**INSTRUCTIONS TO FOLLOW**
Only the number is wanted: how many lines contain "holda"?

## START MATERIALS PROVIDED

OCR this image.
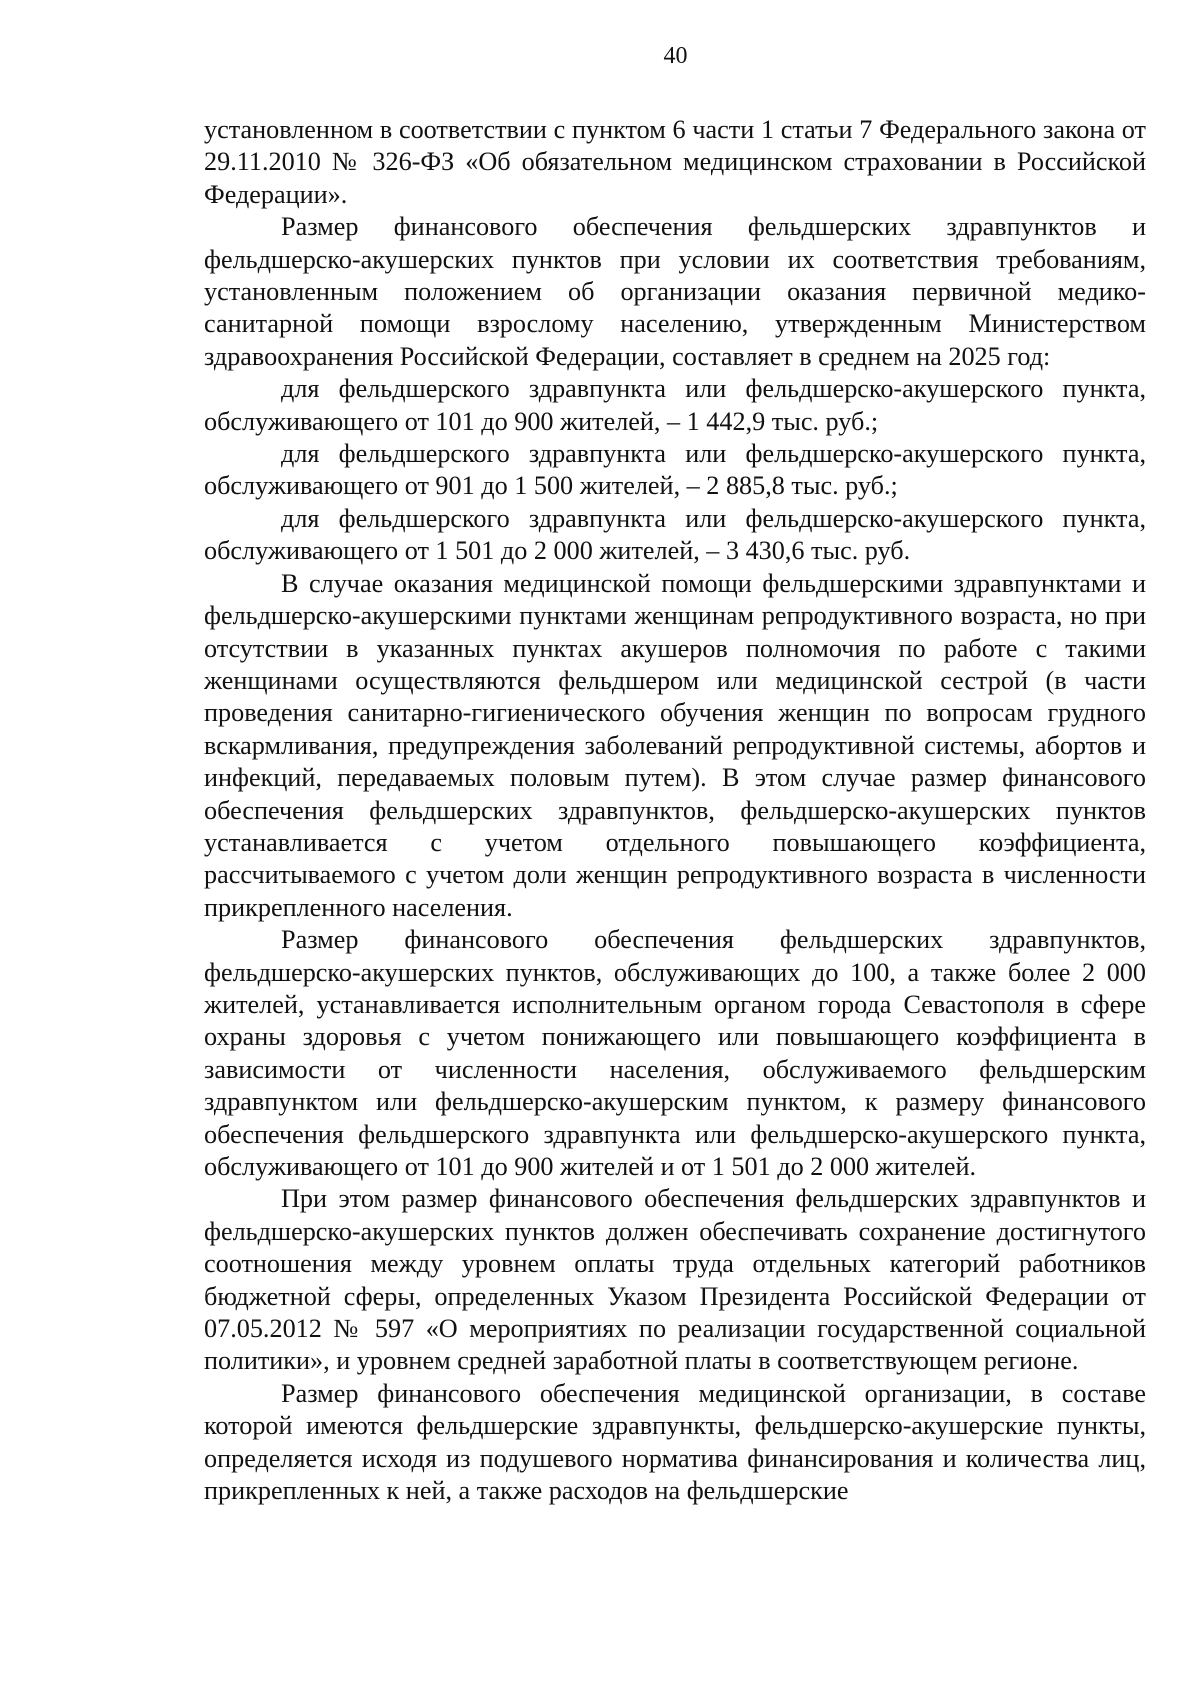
40

установленном в соответствии с пунктом 6 части 1 статьи 7 Федерального закона от 29.11.2010 № 326-ФЗ «Об обязательном медицинском страховании в Российской Федерации».

Размер финансового обеспечения фельдшерских здравпунктов и фельдшерско-акушерских пунктов при условии их соответствия требованиям, установленным положением об организации оказания первичной медико-санитарной помощи взрослому населению, утвержденным Министерством здравоохранения Российской Федерации, составляет в среднем на 2025 год:

для фельдшерского здравпункта или фельдшерско-акушерского пункта, обслуживающего от 101 до 900 жителей, – 1 442,9 тыс. руб.;

для фельдшерского здравпункта или фельдшерско-акушерского пункта, обслуживающего от 901 до 1 500 жителей, – 2 885,8 тыс. руб.;

для фельдшерского здравпункта или фельдшерско-акушерского пункта, обслуживающего от 1 501 до 2 000 жителей, – 3 430,6 тыс. руб.

В случае оказания медицинской помощи фельдшерскими здравпунктами и фельдшерско-акушерскими пунктами женщинам репродуктивного возраста, но при отсутствии в указанных пунктах акушеров полномочия по работе с такими женщинами осуществляются фельдшером или медицинской сестрой (в части проведения санитарно-гигиенического обучения женщин по вопросам грудного вскармливания, предупреждения заболеваний репродуктивной системы, абортов и инфекций, передаваемых половым путем). В этом случае размер финансового обеспечения фельдшерских здравпунктов, фельдшерско-акушерских пунктов устанавливается с учетом отдельного повышающего коэффициента, рассчитываемого с учетом доли женщин репродуктивного возраста в численности прикрепленного населения.

Размер финансового обеспечения фельдшерских здравпунктов, фельдшерско-акушерских пунктов, обслуживающих до 100, а также более 2 000 жителей, устанавливается исполнительным органом города Севастополя в сфере охраны здоровья с учетом понижающего или повышающего коэффициента в зависимости от численности населения, обслуживаемого фельдшерским здравпунктом или фельдшерско-акушерским пунктом, к размеру финансового обеспечения фельдшерского здравпункта или фельдшерско-акушерского пункта, обслуживающего от 101 до 900 жителей и от 1 501 до 2 000 жителей.

При этом размер финансового обеспечения фельдшерских здравпунктов и фельдшерско-акушерских пунктов должен обеспечивать сохранение достигнутого соотношения между уровнем оплаты труда отдельных категорий работников бюджетной сферы, определенных Указом Президента Российской Федерации от 07.05.2012 № 597 «О мероприятиях по реализации государственной социальной политики», и уровнем средней заработной платы в соответствующем регионе.

Размер финансового обеспечения медицинской организации, в составе которой имеются фельдшерские здравпункты, фельдшерско-акушерские пункты, определяется исходя из подушевого норматива финансирования и количества лиц, прикрепленных к ней, а также расходов на фельдшерские
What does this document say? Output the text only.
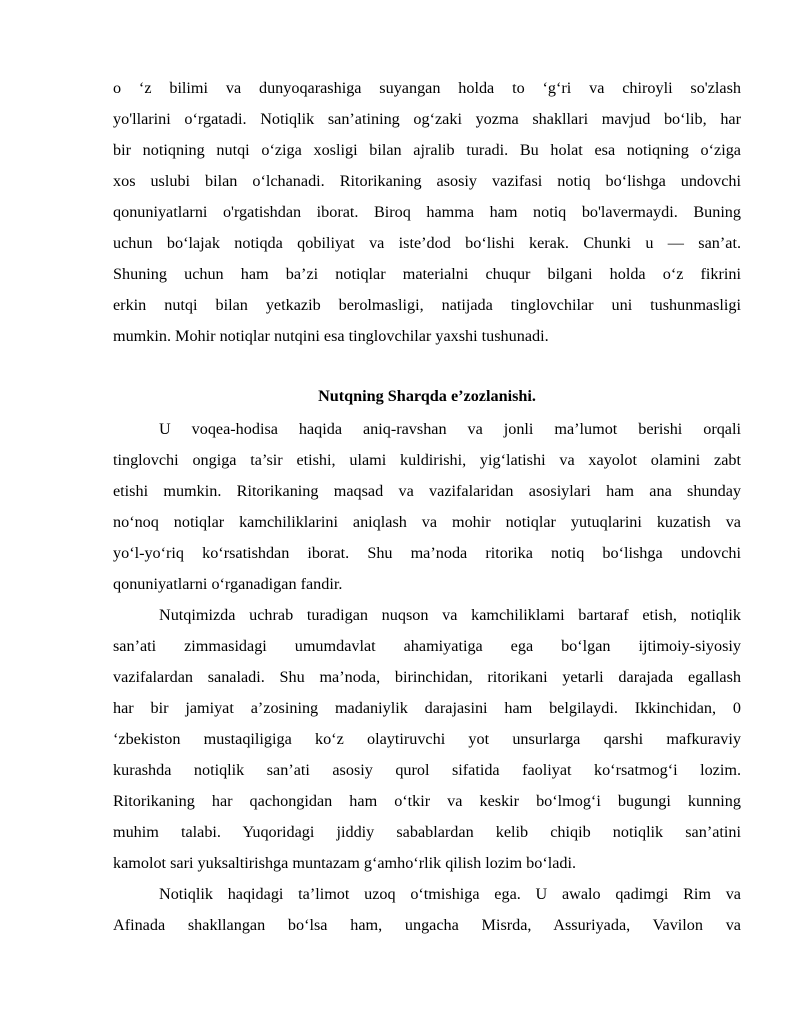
o ‘z bilimi va dunyoqarashiga suyangan holda to ‘g‘ri va chiroyli so'zlash
yo'llarini o‘rgatadi. Notiqlik san’atining og‘zaki yozma shakllari mavjud bo‘lib, har
bir notiqning nutqi o‘ziga xosligi bilan ajralib turadi. Bu holat esa notiqning o‘ziga
xos uslubi bilan o‘lchanadi. Ritorikaning asosiy vazifasi notiq bo‘lishga undovchi
qonuniyatlarni o'rgatishdan iborat. Biroq hamma ham notiq bo'lavermaydi. Buning
uchun bo‘lajak notiqda qobiliyat va iste’dod bo‘lishi kerak. Chunki u — san’at.
Shuning uchun ham ba’zi notiqlar materialni chuqur bilgani holda o‘z fikrini
erkin nutqi bilan yetkazib berolmasligi, natijada tinglovchilar uni tushunmasligi
mumkin. Mohir notiqlar nutqini esa tinglovchilar yaxshi tushunadi.
Nutqning Sharqda e’zozlanishi.
U voqea-hodisa haqida aniq-ravshan va jonli ma’lumot berishi orqali
tinglovchi ongiga ta’sir etishi, ulami kuldirishi, yig‘latishi va xayolot olamini zabt
etishi mumkin. Ritorikaning maqsad va vazifalaridan asosiylari ham ana shunday
no‘noq notiqlar kamchiliklarini aniqlash va mohir notiqlar yutuqlarini kuzatish va
yo‘l-yo‘riq ko‘rsatishdan iborat. Shu ma’noda ritorika notiq bo‘lishga undovchi
qonuniyatlarni o‘rganadigan fandir.
Nutqimizda uchrab turadigan nuqson va kamchiliklami bartaraf etish, notiqlik
san’ati zimmasidagi umumdavlat ahamiyatiga ega bo‘lgan ijtimoiy-siyosiy
vazifalardan sanaladi. Shu ma’noda, birinchidan, ritorikani yetarli darajada egallash
har bir jamiyat a’zosining madaniylik darajasini ham belgilaydi. Ikkinchidan, 0
‘zbekiston mustaqiligiga ko‘z olaytiruvchi yot unsurlarga qarshi mafkuraviy
kurashda notiqlik san’ati asosiy qurol sifatida faoliyat ko‘rsatmog‘i lozim.
Ritorikaning har qachongidan ham o‘tkir va keskir bo‘lmog‘i bugungi kunning
muhim talabi. Yuqoridagi jiddiy sabablardan kelib chiqib notiqlik san’atini
kamolot sari yuksaltirishga muntazam g‘amho‘rlik qilish lozim bo‘ladi.
Notiqlik haqidagi ta’limot uzoq o‘tmishiga ega. U awalo qadimgi Rim va
Afinada shakllangan bo‘lsa ham, ungacha Misrda, Assuriyada, Vavilon va
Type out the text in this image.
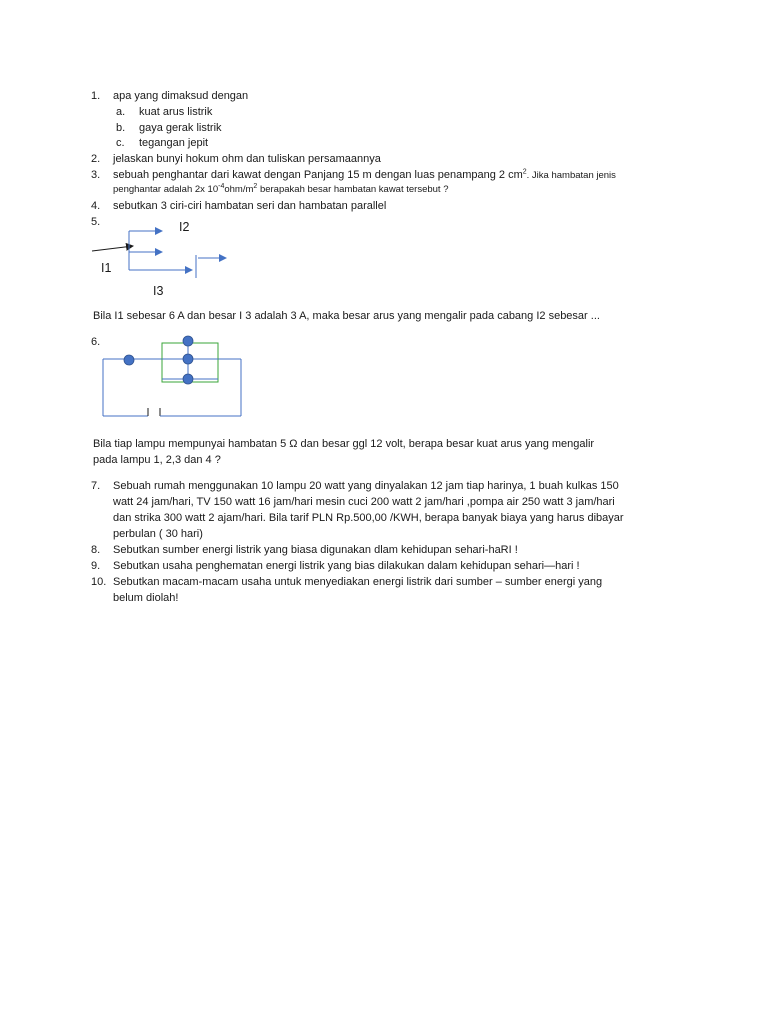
1. apa yang dimaksud dengan
a. kuat arus listrik
b. gaya gerak listrik
c. tegangan jepit
2. jelaskan bunyi hokum ohm dan tuliskan persamaannya
3. sebuah penghantar dari kawat dengan Panjang 15 m dengan luas penampang 2 $cm^2$. Jika hambatan jenis
penghantar adalah 2x $10^{-4}ohm/m^2$ berapakah besar hambatan kawat tersebut ?
4. sebutkan 3 ciri-ciri hambatan seri dan hambatan parallel
5.	I2
I1
I3
Bila I1 sebesar 6 A dan besar I 3 adalah 3 A, maka besar arus yang mengalir pada cabang I2 sebesar ...
6.
Bila tiap lampu mempunyai hambatan 5 Ω dan besar ggl 12 volt, berapa besar kuat arus yang mengalir
pada lampu 1, 2,3 dan 4 ?
7. Sebuah rumah menggunakan 10 lampu 20 watt yang dinyalakan 12 jam tiap harinya, 1 buah kulkas 150
watt 24 jam/hari, TV 150 watt 16 jam/hari mesin cuci 200 watt 2 jam/hari ,pompa air 250 watt 3 jam/hari
dan strika 300 watt 2 ajam/hari. Bila tarif PLN Rp.500,00 /KWH, berapa banyak biaya yang harus dibayar
perbulan ( 30 hari)
8. Sebutkan sumber energi listrik yang biasa digunakan dlam kehidupan sehari-haRI !
9. Sebutkan usaha penghematan energi listrik yang bias dilakukan dalam kehidupan sehari—hari !
10. Sebutkan macam-macam usaha untuk menyediakan energi listrik dari sumber – sumber energi yang
belum diolah!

## END MATERIALS PROVIDED

**ANSWER TO THE TASK**
2